■ **CHALLENGE**:
Work out the number of lines in the listing that include the string "title". Reply with that number alone.

■ **DATASET ROWS**:
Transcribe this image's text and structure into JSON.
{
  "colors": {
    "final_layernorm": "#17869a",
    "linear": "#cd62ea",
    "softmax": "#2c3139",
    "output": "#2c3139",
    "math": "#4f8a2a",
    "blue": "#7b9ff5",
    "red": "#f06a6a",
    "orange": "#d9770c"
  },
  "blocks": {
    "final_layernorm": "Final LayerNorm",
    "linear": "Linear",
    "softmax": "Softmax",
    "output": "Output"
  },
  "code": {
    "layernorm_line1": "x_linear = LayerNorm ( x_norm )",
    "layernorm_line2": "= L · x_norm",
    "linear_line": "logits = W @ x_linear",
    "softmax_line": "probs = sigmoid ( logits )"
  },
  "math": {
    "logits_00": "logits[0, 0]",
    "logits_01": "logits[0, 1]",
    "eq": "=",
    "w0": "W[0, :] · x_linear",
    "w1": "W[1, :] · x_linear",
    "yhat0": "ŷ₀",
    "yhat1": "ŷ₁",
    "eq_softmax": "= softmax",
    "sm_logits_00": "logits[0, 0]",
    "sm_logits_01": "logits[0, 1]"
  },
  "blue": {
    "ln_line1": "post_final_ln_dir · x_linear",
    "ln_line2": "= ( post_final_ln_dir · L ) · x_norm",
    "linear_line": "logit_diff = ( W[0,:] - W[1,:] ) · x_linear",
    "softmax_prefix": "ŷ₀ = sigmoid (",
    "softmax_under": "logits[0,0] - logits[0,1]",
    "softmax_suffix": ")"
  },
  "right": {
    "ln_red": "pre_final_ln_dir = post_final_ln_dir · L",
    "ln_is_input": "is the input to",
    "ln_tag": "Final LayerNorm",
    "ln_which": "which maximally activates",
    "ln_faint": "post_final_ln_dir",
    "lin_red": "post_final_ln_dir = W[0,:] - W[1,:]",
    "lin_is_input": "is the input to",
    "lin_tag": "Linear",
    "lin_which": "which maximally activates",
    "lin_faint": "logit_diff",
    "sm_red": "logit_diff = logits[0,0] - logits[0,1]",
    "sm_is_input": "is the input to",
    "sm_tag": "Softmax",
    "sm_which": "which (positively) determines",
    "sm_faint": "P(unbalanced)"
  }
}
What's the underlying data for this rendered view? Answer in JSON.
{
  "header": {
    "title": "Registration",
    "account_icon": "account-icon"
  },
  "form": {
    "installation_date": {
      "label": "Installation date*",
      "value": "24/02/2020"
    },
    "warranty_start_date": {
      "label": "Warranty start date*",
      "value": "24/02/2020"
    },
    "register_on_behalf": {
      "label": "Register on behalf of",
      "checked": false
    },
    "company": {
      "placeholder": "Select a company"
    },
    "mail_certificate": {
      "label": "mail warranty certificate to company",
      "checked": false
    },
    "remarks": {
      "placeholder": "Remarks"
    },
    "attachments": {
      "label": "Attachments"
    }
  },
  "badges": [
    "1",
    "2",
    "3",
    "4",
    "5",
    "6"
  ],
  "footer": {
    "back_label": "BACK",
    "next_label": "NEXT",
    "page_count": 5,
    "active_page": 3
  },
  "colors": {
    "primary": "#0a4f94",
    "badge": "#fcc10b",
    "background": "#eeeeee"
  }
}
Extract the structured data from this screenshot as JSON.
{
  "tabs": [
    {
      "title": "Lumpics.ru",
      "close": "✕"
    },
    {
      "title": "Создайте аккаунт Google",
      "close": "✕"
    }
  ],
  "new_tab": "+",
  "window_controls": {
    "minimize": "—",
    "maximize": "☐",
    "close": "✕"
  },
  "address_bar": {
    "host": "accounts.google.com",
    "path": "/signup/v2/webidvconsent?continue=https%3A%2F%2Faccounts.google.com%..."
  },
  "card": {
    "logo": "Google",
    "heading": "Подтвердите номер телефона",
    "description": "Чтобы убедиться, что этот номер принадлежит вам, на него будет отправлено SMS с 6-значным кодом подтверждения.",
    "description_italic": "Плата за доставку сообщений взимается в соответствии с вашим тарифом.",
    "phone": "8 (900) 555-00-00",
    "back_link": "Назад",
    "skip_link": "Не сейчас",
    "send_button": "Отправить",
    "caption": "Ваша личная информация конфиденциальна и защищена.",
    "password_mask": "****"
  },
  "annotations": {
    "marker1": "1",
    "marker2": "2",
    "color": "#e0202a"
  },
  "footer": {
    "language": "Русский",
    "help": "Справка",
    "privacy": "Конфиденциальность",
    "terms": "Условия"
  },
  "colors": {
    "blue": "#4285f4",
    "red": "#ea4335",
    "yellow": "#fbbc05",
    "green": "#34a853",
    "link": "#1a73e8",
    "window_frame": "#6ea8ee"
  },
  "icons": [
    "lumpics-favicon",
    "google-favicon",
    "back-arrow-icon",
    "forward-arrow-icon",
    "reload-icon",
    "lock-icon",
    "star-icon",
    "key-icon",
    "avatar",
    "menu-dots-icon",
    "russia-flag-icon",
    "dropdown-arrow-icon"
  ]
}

■ **TASK RESULT**:
3